((
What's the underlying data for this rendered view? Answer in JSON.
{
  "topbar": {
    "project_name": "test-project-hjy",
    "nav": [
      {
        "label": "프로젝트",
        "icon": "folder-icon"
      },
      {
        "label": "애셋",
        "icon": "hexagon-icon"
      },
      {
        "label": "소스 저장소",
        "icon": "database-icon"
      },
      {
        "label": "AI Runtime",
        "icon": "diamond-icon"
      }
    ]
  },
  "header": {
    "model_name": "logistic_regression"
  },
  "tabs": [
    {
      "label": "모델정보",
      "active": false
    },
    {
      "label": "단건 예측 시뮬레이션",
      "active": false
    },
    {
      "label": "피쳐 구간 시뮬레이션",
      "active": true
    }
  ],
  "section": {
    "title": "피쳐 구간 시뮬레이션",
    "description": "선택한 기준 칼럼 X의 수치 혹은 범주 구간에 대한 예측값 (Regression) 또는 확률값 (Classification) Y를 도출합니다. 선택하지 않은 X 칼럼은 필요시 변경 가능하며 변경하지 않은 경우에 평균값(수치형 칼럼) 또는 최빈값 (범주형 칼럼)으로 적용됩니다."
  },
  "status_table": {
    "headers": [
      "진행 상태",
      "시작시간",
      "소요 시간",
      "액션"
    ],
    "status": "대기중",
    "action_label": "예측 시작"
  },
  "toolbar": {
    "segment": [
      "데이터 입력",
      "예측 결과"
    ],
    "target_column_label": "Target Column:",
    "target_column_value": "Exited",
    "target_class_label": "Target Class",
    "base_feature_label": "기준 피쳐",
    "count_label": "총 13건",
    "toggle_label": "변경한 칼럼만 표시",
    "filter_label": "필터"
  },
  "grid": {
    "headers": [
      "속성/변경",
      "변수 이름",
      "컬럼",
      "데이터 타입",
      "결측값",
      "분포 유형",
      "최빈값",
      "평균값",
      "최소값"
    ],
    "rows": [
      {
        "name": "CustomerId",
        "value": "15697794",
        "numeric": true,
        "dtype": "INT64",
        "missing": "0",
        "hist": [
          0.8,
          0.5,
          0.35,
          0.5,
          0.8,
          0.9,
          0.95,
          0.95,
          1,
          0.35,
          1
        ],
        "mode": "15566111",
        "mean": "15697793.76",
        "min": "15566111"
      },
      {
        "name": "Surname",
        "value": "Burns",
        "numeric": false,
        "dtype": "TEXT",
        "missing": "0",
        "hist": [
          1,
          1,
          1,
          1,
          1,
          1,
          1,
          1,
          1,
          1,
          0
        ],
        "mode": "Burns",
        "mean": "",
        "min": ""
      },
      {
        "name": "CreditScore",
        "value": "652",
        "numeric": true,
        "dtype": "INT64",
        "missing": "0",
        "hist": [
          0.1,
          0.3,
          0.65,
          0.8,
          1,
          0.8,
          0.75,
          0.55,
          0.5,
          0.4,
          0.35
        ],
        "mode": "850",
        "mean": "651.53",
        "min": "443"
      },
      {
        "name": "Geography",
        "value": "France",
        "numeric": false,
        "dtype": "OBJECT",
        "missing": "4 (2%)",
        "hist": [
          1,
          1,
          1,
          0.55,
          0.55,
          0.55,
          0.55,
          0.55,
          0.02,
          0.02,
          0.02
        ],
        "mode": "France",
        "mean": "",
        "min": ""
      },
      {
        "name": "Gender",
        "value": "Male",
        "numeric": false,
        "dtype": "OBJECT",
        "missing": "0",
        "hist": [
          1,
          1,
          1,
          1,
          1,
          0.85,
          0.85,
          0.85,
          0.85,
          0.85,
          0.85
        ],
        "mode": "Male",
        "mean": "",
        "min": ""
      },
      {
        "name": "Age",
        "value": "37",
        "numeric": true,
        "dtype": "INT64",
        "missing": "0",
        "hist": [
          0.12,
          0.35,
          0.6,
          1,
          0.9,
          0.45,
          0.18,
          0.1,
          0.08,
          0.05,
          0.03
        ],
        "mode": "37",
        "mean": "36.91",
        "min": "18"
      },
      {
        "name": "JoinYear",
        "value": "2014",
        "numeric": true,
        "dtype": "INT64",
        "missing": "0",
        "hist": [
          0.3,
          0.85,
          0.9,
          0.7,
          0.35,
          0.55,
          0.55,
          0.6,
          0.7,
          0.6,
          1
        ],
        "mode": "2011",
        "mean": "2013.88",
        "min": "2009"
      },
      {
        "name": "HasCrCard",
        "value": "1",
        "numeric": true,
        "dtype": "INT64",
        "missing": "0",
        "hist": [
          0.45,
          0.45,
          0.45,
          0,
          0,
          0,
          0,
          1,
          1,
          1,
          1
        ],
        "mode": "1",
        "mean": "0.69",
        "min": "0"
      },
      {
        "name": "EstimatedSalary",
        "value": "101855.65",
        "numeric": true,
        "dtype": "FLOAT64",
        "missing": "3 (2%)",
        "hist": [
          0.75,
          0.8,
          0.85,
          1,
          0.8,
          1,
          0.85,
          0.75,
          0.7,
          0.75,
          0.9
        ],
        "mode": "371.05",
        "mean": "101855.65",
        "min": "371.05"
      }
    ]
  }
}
))
• _To be done_:
Output the listing above word for word.

• _The completed task_:
What's the underlying data for this rendered view? Answer in JSON.
{
  "topbar": {
    "project_name": "test-project-hjy",
    "nav": [
      {
        "label": "프로젝트",
        "icon": "folder-icon"
      },
      {
        "label": "애셋",
        "icon": "hexagon-icon"
      },
      {
        "label": "소스 저장소",
        "icon": "database-icon"
      },
      {
        "label": "AI Runtime",
        "icon": "diamond-icon"
      }
    ]
  },
  "header": {
    "model_name": "logistic_regression"
  },
  "tabs": [
    {
      "label": "모델정보",
      "active": false
    },
    {
      "label": "단건 예측 시뮬레이션",
      "active": false
    },
    {
      "label": "피쳐 구간 시뮬레이션",
      "active": true
    }
  ],
  "section": {
    "title": "피쳐 구간 시뮬레이션",
    "description": "선택한 기준 칼럼 X의 수치 혹은 범주 구간에 대한 예측값 (Regression) 또는 확률값 (Classification) Y를 도출합니다. 선택하지 않은 X 칼럼은 필요시 변경 가능하며 변경하지 않은 경우에 평균값(수치형 칼럼) 또는 최빈값 (범주형 칼럼)으로 적용됩니다."
  },
  "status_table": {
    "headers": [
      "진행 상태",
      "시작시간",
      "소요 시간",
      "액션"
    ],
    "status": "대기중",
    "action_label": "예측 시작"
  },
  "toolbar": {
    "segment": [
      "데이터 입력",
      "예측 결과"
    ],
    "target_column_label": "Target Column:",
    "target_column_value": "Exited",
    "target_class_label": "Target Class",
    "base_feature_label": "기준 피쳐",
    "count_label": "총 13건",
    "toggle_label": "변경한 칼럼만 표시",
    "filter_label": "필터"
  },
  "grid": {
    "headers": [
      "속성/변경",
      "변수 이름",
      "컬럼",
      "데이터 타입",
      "결측값",
      "분포 유형",
      "최빈값",
      "평균값",
      "최소값"
    ],
    "rows": [
      {
        "name": "CustomerId",
        "value": "15697794",
        "numeric": true,
        "dtype": "INT64",
        "missing": "0",
        "hist": [
          0.8,
          0.5,
          0.35,
          0.5,
          0.8,
          0.9,
          0.95,
          0.95,
          1,
          0.35,
          1
        ],
        "mode": "15566111",
        "mean": "15697793.76",
        "min": "15566111"
      },
      {
        "name": "Surname",
        "value": "Burns",
        "numeric": false,
        "dtype": "TEXT",
        "missing": "0",
        "hist": [
          1,
          1,
          1,
          1,
          1,
          1,
          1,
          1,
          1,
          1,
          0
        ],
        "mode": "Burns",
        "mean": "",
        "min": ""
      },
      {
        "name": "CreditScore",
        "value": "652",
        "numeric": true,
        "dtype": "INT64",
        "missing": "0",
        "hist": [
          0.1,
          0.3,
          0.65,
          0.8,
          1,
          0.8,
          0.75,
          0.55,
          0.5,
          0.4,
          0.35
        ],
        "mode": "850",
        "mean": "651.53",
        "min": "443"
      },
      {
        "name": "Geography",
        "value": "France",
        "numeric": false,
        "dtype": "OBJECT",
        "missing": "4 (2%)",
        "hist": [
          1,
          1,
          1,
          0.55,
          0.55,
          0.55,
          0.55,
          0.55,
          0.02,
          0.02,
          0.02
        ],
        "mode": "France",
        "mean": "",
        "min": ""
      },
      {
        "name": "Gender",
        "value": "Male",
        "numeric": false,
        "dtype": "OBJECT",
        "missing": "0",
        "hist": [
          1,
          1,
          1,
          1,
          1,
          0.85,
          0.85,
          0.85,
          0.85,
          0.85,
          0.85
        ],
        "mode": "Male",
        "mean": "",
        "min": ""
      },
      {
        "name": "Age",
        "value": "37",
        "numeric": true,
        "dtype": "INT64",
        "missing": "0",
        "hist": [
          0.12,
          0.35,
          0.6,
          1,
          0.9,
          0.45,
          0.18,
          0.1,
          0.08,
          0.05,
          0.03
        ],
        "mode": "37",
        "mean": "36.91",
        "min": "18"
      },
      {
        "name": "JoinYear",
        "value": "2014",
        "numeric": true,
        "dtype": "INT64",
        "missing": "0",
        "hist": [
          0.3,
          0.85,
          0.9,
          0.7,
          0.35,
          0.55,
          0.55,
          0.6,
          0.7,
          0.6,
          1
        ],
        "mode": "2011",
        "mean": "2013.88",
        "min": "2009"
      },
      {
        "name": "HasCrCard",
        "value": "1",
        "numeric": true,
        "dtype": "INT64",
        "missing": "0",
        "hist": [
          0.45,
          0.45,
          0.45,
          0,
          0,
          0,
          0,
          1,
          1,
          1,
          1
        ],
        "mode": "1",
        "mean": "0.69",
        "min": "0"
      },
      {
        "name": "EstimatedSalary",
        "value": "101855.65",
        "numeric": true,
        "dtype": "FLOAT64",
        "missing": "3 (2%)",
        "hist": [
          0.75,
          0.8,
          0.85,
          1,
          0.8,
          1,
          0.85,
          0.75,
          0.7,
          0.75,
          0.9
        ],
        "mode": "371.05",
        "mean": "101855.65",
        "min": "371.05"
      }
    ]
  }
}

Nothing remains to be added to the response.